"""

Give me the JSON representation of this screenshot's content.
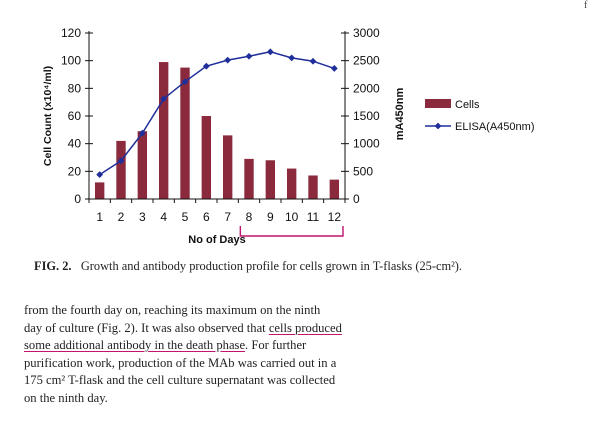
{
  "chart_data": {
    "type": "bar+line",
    "categories": [
      "1",
      "2",
      "3",
      "4",
      "5",
      "6",
      "7",
      "8",
      "9",
      "10",
      "11",
      "12"
    ],
    "series": [
      {
        "name": "Cells",
        "kind": "bar",
        "axis": "left",
        "color": "#8a2a3c",
        "values": [
          12,
          42,
          49,
          99,
          95,
          60,
          46,
          29,
          28,
          22,
          17,
          14
        ]
      },
      {
        "name": "ELISA(A450nm)",
        "kind": "line",
        "axis": "right",
        "color": "#1f2e9a",
        "values": [
          440,
          690,
          1190,
          1810,
          2120,
          2400,
          2510,
          2580,
          2660,
          2550,
          2490,
          2360
        ]
      }
    ],
    "xlabel": "No of Days",
    "ylabel_left": "Cell Count (x10⁴/ml)",
    "ylabel_right": "mA450nm",
    "ylim_left": [
      0,
      120
    ],
    "yticks_left": [
      "0",
      "20",
      "40",
      "60",
      "80",
      "100",
      "120"
    ],
    "ylim_right": [
      0,
      3000
    ],
    "yticks_right": [
      "0",
      "500",
      "1000",
      "1500",
      "2000",
      "2500",
      "3000"
    ],
    "grid": false,
    "legend_position": "right",
    "annotation_bracket_days": [
      "8",
      "12"
    ],
    "annotation_color": "#c0146e"
  },
  "caption": {
    "label": "FIG. 2.",
    "text": "Growth and antibody production profile for cells grown in T-flasks (25-cm²)."
  },
  "body_text": {
    "line1": "from the fourth day on, reaching its maximum on the ninth",
    "line2a": "day of culture (Fig. 2). It was also observed that ",
    "line2b": "cells produced",
    "line3a": "some additional antibody in the death phase",
    "line3b": ". For further",
    "line4": "purification work, production of the MAb was carried out in a",
    "line5": "175 cm² T-flask and the cell culture supernatant was collected",
    "line6": "on the ninth day."
  },
  "corner_mark": "f"
}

"""

Would you copy out every entry above word for word, without the pictures?

**Your response**:
Give me the JSON representation of this screenshot's content.
{
  "chart_data": {
    "type": "bar+line",
    "categories": [
      "1",
      "2",
      "3",
      "4",
      "5",
      "6",
      "7",
      "8",
      "9",
      "10",
      "11",
      "12"
    ],
    "series": [
      {
        "name": "Cells",
        "kind": "bar",
        "axis": "left",
        "color": "#8a2a3c",
        "values": [
          12,
          42,
          49,
          99,
          95,
          60,
          46,
          29,
          28,
          22,
          17,
          14
        ]
      },
      {
        "name": "ELISA(A450nm)",
        "kind": "line",
        "axis": "right",
        "color": "#1f2e9a",
        "values": [
          440,
          690,
          1190,
          1810,
          2120,
          2400,
          2510,
          2580,
          2660,
          2550,
          2490,
          2360
        ]
      }
    ],
    "xlabel": "No of Days",
    "ylabel_left": "Cell Count (x10⁴/ml)",
    "ylabel_right": "mA450nm",
    "ylim_left": [
      0,
      120
    ],
    "yticks_left": [
      "0",
      "20",
      "40",
      "60",
      "80",
      "100",
      "120"
    ],
    "ylim_right": [
      0,
      3000
    ],
    "yticks_right": [
      "0",
      "500",
      "1000",
      "1500",
      "2000",
      "2500",
      "3000"
    ],
    "grid": false,
    "legend_position": "right",
    "annotation_bracket_days": [
      "8",
      "12"
    ],
    "annotation_color": "#c0146e"
  },
  "caption": {
    "label": "FIG. 2.",
    "text": "Growth and antibody production profile for cells grown in T-flasks (25-cm²)."
  },
  "body_text": {
    "line1": "from the fourth day on, reaching its maximum on the ninth",
    "line2a": "day of culture (Fig. 2). It was also observed that ",
    "line2b": "cells produced",
    "line3a": "some additional antibody in the death phase",
    "line3b": ". For further",
    "line4": "purification work, production of the MAb was carried out in a",
    "line5": "175 cm² T-flask and the cell culture supernatant was collected",
    "line6": "on the ninth day."
  },
  "corner_mark": "f"
}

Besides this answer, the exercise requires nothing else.